=== Instruction ===
The records below must be transcribed exactly. Do not include the pictures.

=== Information provided ===
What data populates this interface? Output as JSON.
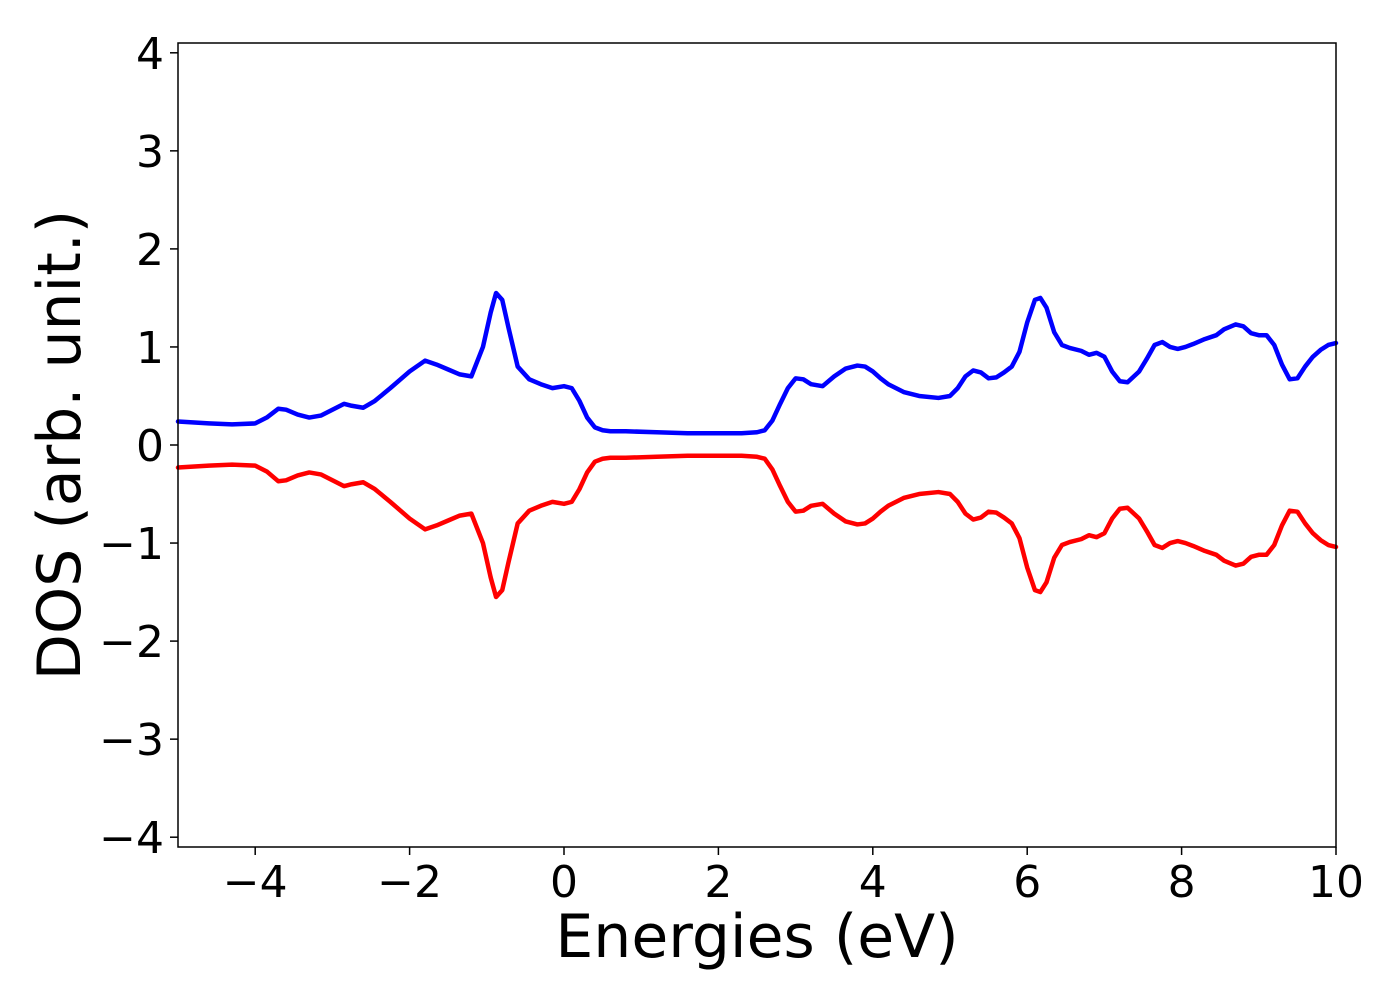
{
  "chart_data": {
    "type": "line",
    "xlabel": "Energies (eV)",
    "ylabel": "DOS (arb. unit.)",
    "xlim": [
      -5,
      10
    ],
    "ylim": [
      -4.1,
      4.1
    ],
    "xticks": [
      -4,
      -2,
      0,
      2,
      4,
      6,
      8,
      10
    ],
    "yticks": [
      -4,
      -3,
      -2,
      -1,
      0,
      1,
      2,
      3,
      4
    ],
    "xtick_labels": [
      "−4",
      "−2",
      "0",
      "2",
      "4",
      "6",
      "8",
      "10"
    ],
    "ytick_labels": [
      "−4",
      "−3",
      "−2",
      "−1",
      "0",
      "1",
      "2",
      "3",
      "4"
    ],
    "grid": false,
    "legend": "none",
    "series": [
      {
        "color": "#0000ff",
        "x": [
          -5,
          -4.6,
          -4.3,
          -4.0,
          -3.85,
          -3.7,
          -3.6,
          -3.45,
          -3.3,
          -3.15,
          -3.0,
          -2.85,
          -2.75,
          -2.6,
          -2.45,
          -2.25,
          -2.0,
          -1.8,
          -1.65,
          -1.5,
          -1.35,
          -1.2,
          -1.05,
          -0.95,
          -0.88,
          -0.8,
          -0.72,
          -0.6,
          -0.45,
          -0.3,
          -0.15,
          0.0,
          0.1,
          0.2,
          0.3,
          0.4,
          0.5,
          0.6,
          0.8,
          1.2,
          1.6,
          2.0,
          2.3,
          2.5,
          2.6,
          2.7,
          2.8,
          2.9,
          3.0,
          3.1,
          3.2,
          3.35,
          3.5,
          3.65,
          3.8,
          3.9,
          4.0,
          4.1,
          4.2,
          4.4,
          4.6,
          4.85,
          5.0,
          5.1,
          5.2,
          5.3,
          5.4,
          5.5,
          5.6,
          5.7,
          5.8,
          5.9,
          6.0,
          6.1,
          6.17,
          6.25,
          6.35,
          6.45,
          6.55,
          6.7,
          6.8,
          6.9,
          7.0,
          7.1,
          7.2,
          7.3,
          7.45,
          7.55,
          7.65,
          7.75,
          7.85,
          7.95,
          8.05,
          8.15,
          8.3,
          8.45,
          8.55,
          8.7,
          8.8,
          8.9,
          9.0,
          9.1,
          9.2,
          9.3,
          9.4,
          9.5,
          9.6,
          9.7,
          9.8,
          9.9,
          10.0
        ],
        "y": [
          0.24,
          0.22,
          0.21,
          0.22,
          0.28,
          0.37,
          0.36,
          0.31,
          0.28,
          0.3,
          0.36,
          0.42,
          0.4,
          0.38,
          0.45,
          0.58,
          0.75,
          0.86,
          0.82,
          0.77,
          0.72,
          0.7,
          1.0,
          1.35,
          1.55,
          1.48,
          1.2,
          0.8,
          0.67,
          0.62,
          0.58,
          0.6,
          0.58,
          0.45,
          0.28,
          0.18,
          0.15,
          0.14,
          0.14,
          0.13,
          0.12,
          0.12,
          0.12,
          0.13,
          0.15,
          0.25,
          0.42,
          0.58,
          0.68,
          0.67,
          0.62,
          0.6,
          0.7,
          0.78,
          0.81,
          0.8,
          0.75,
          0.68,
          0.62,
          0.54,
          0.5,
          0.48,
          0.5,
          0.58,
          0.7,
          0.76,
          0.74,
          0.68,
          0.69,
          0.74,
          0.8,
          0.95,
          1.25,
          1.48,
          1.5,
          1.4,
          1.15,
          1.02,
          0.99,
          0.96,
          0.92,
          0.94,
          0.9,
          0.75,
          0.65,
          0.64,
          0.75,
          0.88,
          1.02,
          1.05,
          1.0,
          0.98,
          1.0,
          1.03,
          1.08,
          1.12,
          1.18,
          1.23,
          1.21,
          1.14,
          1.12,
          1.12,
          1.02,
          0.82,
          0.67,
          0.68,
          0.8,
          0.9,
          0.97,
          1.02,
          1.04
        ]
      },
      {
        "color": "#ff0000",
        "x": [
          -5,
          -4.6,
          -4.3,
          -4.0,
          -3.85,
          -3.7,
          -3.6,
          -3.45,
          -3.3,
          -3.15,
          -3.0,
          -2.85,
          -2.75,
          -2.6,
          -2.45,
          -2.25,
          -2.0,
          -1.8,
          -1.65,
          -1.5,
          -1.35,
          -1.2,
          -1.05,
          -0.95,
          -0.88,
          -0.8,
          -0.72,
          -0.6,
          -0.45,
          -0.3,
          -0.15,
          0.0,
          0.1,
          0.2,
          0.3,
          0.4,
          0.5,
          0.6,
          0.8,
          1.2,
          1.6,
          2.0,
          2.3,
          2.5,
          2.6,
          2.7,
          2.8,
          2.9,
          3.0,
          3.1,
          3.2,
          3.35,
          3.5,
          3.65,
          3.8,
          3.9,
          4.0,
          4.1,
          4.2,
          4.4,
          4.6,
          4.85,
          5.0,
          5.1,
          5.2,
          5.3,
          5.4,
          5.5,
          5.6,
          5.7,
          5.8,
          5.9,
          6.0,
          6.1,
          6.17,
          6.25,
          6.35,
          6.45,
          6.55,
          6.7,
          6.8,
          6.9,
          7.0,
          7.1,
          7.2,
          7.3,
          7.45,
          7.55,
          7.65,
          7.75,
          7.85,
          7.95,
          8.05,
          8.15,
          8.3,
          8.45,
          8.55,
          8.7,
          8.8,
          8.9,
          9.0,
          9.1,
          9.2,
          9.3,
          9.4,
          9.5,
          9.6,
          9.7,
          9.8,
          9.9,
          10.0
        ],
        "y": [
          -0.23,
          -0.21,
          -0.2,
          -0.21,
          -0.27,
          -0.37,
          -0.36,
          -0.31,
          -0.28,
          -0.3,
          -0.36,
          -0.42,
          -0.4,
          -0.38,
          -0.45,
          -0.58,
          -0.75,
          -0.86,
          -0.82,
          -0.77,
          -0.72,
          -0.7,
          -1.0,
          -1.35,
          -1.55,
          -1.48,
          -1.2,
          -0.8,
          -0.67,
          -0.62,
          -0.58,
          -0.6,
          -0.58,
          -0.45,
          -0.28,
          -0.17,
          -0.14,
          -0.13,
          -0.13,
          -0.12,
          -0.11,
          -0.11,
          -0.11,
          -0.12,
          -0.14,
          -0.25,
          -0.42,
          -0.58,
          -0.68,
          -0.67,
          -0.62,
          -0.6,
          -0.7,
          -0.78,
          -0.81,
          -0.8,
          -0.75,
          -0.68,
          -0.62,
          -0.54,
          -0.5,
          -0.48,
          -0.5,
          -0.58,
          -0.7,
          -0.76,
          -0.74,
          -0.68,
          -0.69,
          -0.74,
          -0.8,
          -0.95,
          -1.25,
          -1.48,
          -1.5,
          -1.4,
          -1.15,
          -1.02,
          -0.99,
          -0.96,
          -0.92,
          -0.94,
          -0.9,
          -0.75,
          -0.65,
          -0.64,
          -0.75,
          -0.88,
          -1.02,
          -1.05,
          -1.0,
          -0.98,
          -1.0,
          -1.03,
          -1.08,
          -1.12,
          -1.18,
          -1.23,
          -1.21,
          -1.14,
          -1.12,
          -1.12,
          -1.02,
          -0.82,
          -0.67,
          -0.68,
          -0.8,
          -0.9,
          -0.97,
          -1.02,
          -1.04
        ]
      }
    ]
  }
}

=== Right answer ===
What data populates this interface? Output as JSON.
{
  "chart_data": {
    "type": "line",
    "xlabel": "Energies (eV)",
    "ylabel": "DOS (arb. unit.)",
    "xlim": [
      -5,
      10
    ],
    "ylim": [
      -4.1,
      4.1
    ],
    "xticks": [
      -4,
      -2,
      0,
      2,
      4,
      6,
      8,
      10
    ],
    "yticks": [
      -4,
      -3,
      -2,
      -1,
      0,
      1,
      2,
      3,
      4
    ],
    "xtick_labels": [
      "−4",
      "−2",
      "0",
      "2",
      "4",
      "6",
      "8",
      "10"
    ],
    "ytick_labels": [
      "−4",
      "−3",
      "−2",
      "−1",
      "0",
      "1",
      "2",
      "3",
      "4"
    ],
    "grid": false,
    "legend": "none",
    "series": [
      {
        "color": "#0000ff",
        "x": [
          -5,
          -4.6,
          -4.3,
          -4.0,
          -3.85,
          -3.7,
          -3.6,
          -3.45,
          -3.3,
          -3.15,
          -3.0,
          -2.85,
          -2.75,
          -2.6,
          -2.45,
          -2.25,
          -2.0,
          -1.8,
          -1.65,
          -1.5,
          -1.35,
          -1.2,
          -1.05,
          -0.95,
          -0.88,
          -0.8,
          -0.72,
          -0.6,
          -0.45,
          -0.3,
          -0.15,
          0.0,
          0.1,
          0.2,
          0.3,
          0.4,
          0.5,
          0.6,
          0.8,
          1.2,
          1.6,
          2.0,
          2.3,
          2.5,
          2.6,
          2.7,
          2.8,
          2.9,
          3.0,
          3.1,
          3.2,
          3.35,
          3.5,
          3.65,
          3.8,
          3.9,
          4.0,
          4.1,
          4.2,
          4.4,
          4.6,
          4.85,
          5.0,
          5.1,
          5.2,
          5.3,
          5.4,
          5.5,
          5.6,
          5.7,
          5.8,
          5.9,
          6.0,
          6.1,
          6.17,
          6.25,
          6.35,
          6.45,
          6.55,
          6.7,
          6.8,
          6.9,
          7.0,
          7.1,
          7.2,
          7.3,
          7.45,
          7.55,
          7.65,
          7.75,
          7.85,
          7.95,
          8.05,
          8.15,
          8.3,
          8.45,
          8.55,
          8.7,
          8.8,
          8.9,
          9.0,
          9.1,
          9.2,
          9.3,
          9.4,
          9.5,
          9.6,
          9.7,
          9.8,
          9.9,
          10.0
        ],
        "y": [
          0.24,
          0.22,
          0.21,
          0.22,
          0.28,
          0.37,
          0.36,
          0.31,
          0.28,
          0.3,
          0.36,
          0.42,
          0.4,
          0.38,
          0.45,
          0.58,
          0.75,
          0.86,
          0.82,
          0.77,
          0.72,
          0.7,
          1.0,
          1.35,
          1.55,
          1.48,
          1.2,
          0.8,
          0.67,
          0.62,
          0.58,
          0.6,
          0.58,
          0.45,
          0.28,
          0.18,
          0.15,
          0.14,
          0.14,
          0.13,
          0.12,
          0.12,
          0.12,
          0.13,
          0.15,
          0.25,
          0.42,
          0.58,
          0.68,
          0.67,
          0.62,
          0.6,
          0.7,
          0.78,
          0.81,
          0.8,
          0.75,
          0.68,
          0.62,
          0.54,
          0.5,
          0.48,
          0.5,
          0.58,
          0.7,
          0.76,
          0.74,
          0.68,
          0.69,
          0.74,
          0.8,
          0.95,
          1.25,
          1.48,
          1.5,
          1.4,
          1.15,
          1.02,
          0.99,
          0.96,
          0.92,
          0.94,
          0.9,
          0.75,
          0.65,
          0.64,
          0.75,
          0.88,
          1.02,
          1.05,
          1.0,
          0.98,
          1.0,
          1.03,
          1.08,
          1.12,
          1.18,
          1.23,
          1.21,
          1.14,
          1.12,
          1.12,
          1.02,
          0.82,
          0.67,
          0.68,
          0.8,
          0.9,
          0.97,
          1.02,
          1.04
        ]
      },
      {
        "color": "#ff0000",
        "x": [
          -5,
          -4.6,
          -4.3,
          -4.0,
          -3.85,
          -3.7,
          -3.6,
          -3.45,
          -3.3,
          -3.15,
          -3.0,
          -2.85,
          -2.75,
          -2.6,
          -2.45,
          -2.25,
          -2.0,
          -1.8,
          -1.65,
          -1.5,
          -1.35,
          -1.2,
          -1.05,
          -0.95,
          -0.88,
          -0.8,
          -0.72,
          -0.6,
          -0.45,
          -0.3,
          -0.15,
          0.0,
          0.1,
          0.2,
          0.3,
          0.4,
          0.5,
          0.6,
          0.8,
          1.2,
          1.6,
          2.0,
          2.3,
          2.5,
          2.6,
          2.7,
          2.8,
          2.9,
          3.0,
          3.1,
          3.2,
          3.35,
          3.5,
          3.65,
          3.8,
          3.9,
          4.0,
          4.1,
          4.2,
          4.4,
          4.6,
          4.85,
          5.0,
          5.1,
          5.2,
          5.3,
          5.4,
          5.5,
          5.6,
          5.7,
          5.8,
          5.9,
          6.0,
          6.1,
          6.17,
          6.25,
          6.35,
          6.45,
          6.55,
          6.7,
          6.8,
          6.9,
          7.0,
          7.1,
          7.2,
          7.3,
          7.45,
          7.55,
          7.65,
          7.75,
          7.85,
          7.95,
          8.05,
          8.15,
          8.3,
          8.45,
          8.55,
          8.7,
          8.8,
          8.9,
          9.0,
          9.1,
          9.2,
          9.3,
          9.4,
          9.5,
          9.6,
          9.7,
          9.8,
          9.9,
          10.0
        ],
        "y": [
          -0.23,
          -0.21,
          -0.2,
          -0.21,
          -0.27,
          -0.37,
          -0.36,
          -0.31,
          -0.28,
          -0.3,
          -0.36,
          -0.42,
          -0.4,
          -0.38,
          -0.45,
          -0.58,
          -0.75,
          -0.86,
          -0.82,
          -0.77,
          -0.72,
          -0.7,
          -1.0,
          -1.35,
          -1.55,
          -1.48,
          -1.2,
          -0.8,
          -0.67,
          -0.62,
          -0.58,
          -0.6,
          -0.58,
          -0.45,
          -0.28,
          -0.17,
          -0.14,
          -0.13,
          -0.13,
          -0.12,
          -0.11,
          -0.11,
          -0.11,
          -0.12,
          -0.14,
          -0.25,
          -0.42,
          -0.58,
          -0.68,
          -0.67,
          -0.62,
          -0.6,
          -0.7,
          -0.78,
          -0.81,
          -0.8,
          -0.75,
          -0.68,
          -0.62,
          -0.54,
          -0.5,
          -0.48,
          -0.5,
          -0.58,
          -0.7,
          -0.76,
          -0.74,
          -0.68,
          -0.69,
          -0.74,
          -0.8,
          -0.95,
          -1.25,
          -1.48,
          -1.5,
          -1.4,
          -1.15,
          -1.02,
          -0.99,
          -0.96,
          -0.92,
          -0.94,
          -0.9,
          -0.75,
          -0.65,
          -0.64,
          -0.75,
          -0.88,
          -1.02,
          -1.05,
          -1.0,
          -0.98,
          -1.0,
          -1.03,
          -1.08,
          -1.12,
          -1.18,
          -1.23,
          -1.21,
          -1.14,
          -1.12,
          -1.12,
          -1.02,
          -0.82,
          -0.67,
          -0.68,
          -0.8,
          -0.9,
          -0.97,
          -1.02,
          -1.04
        ]
      }
    ]
  }
}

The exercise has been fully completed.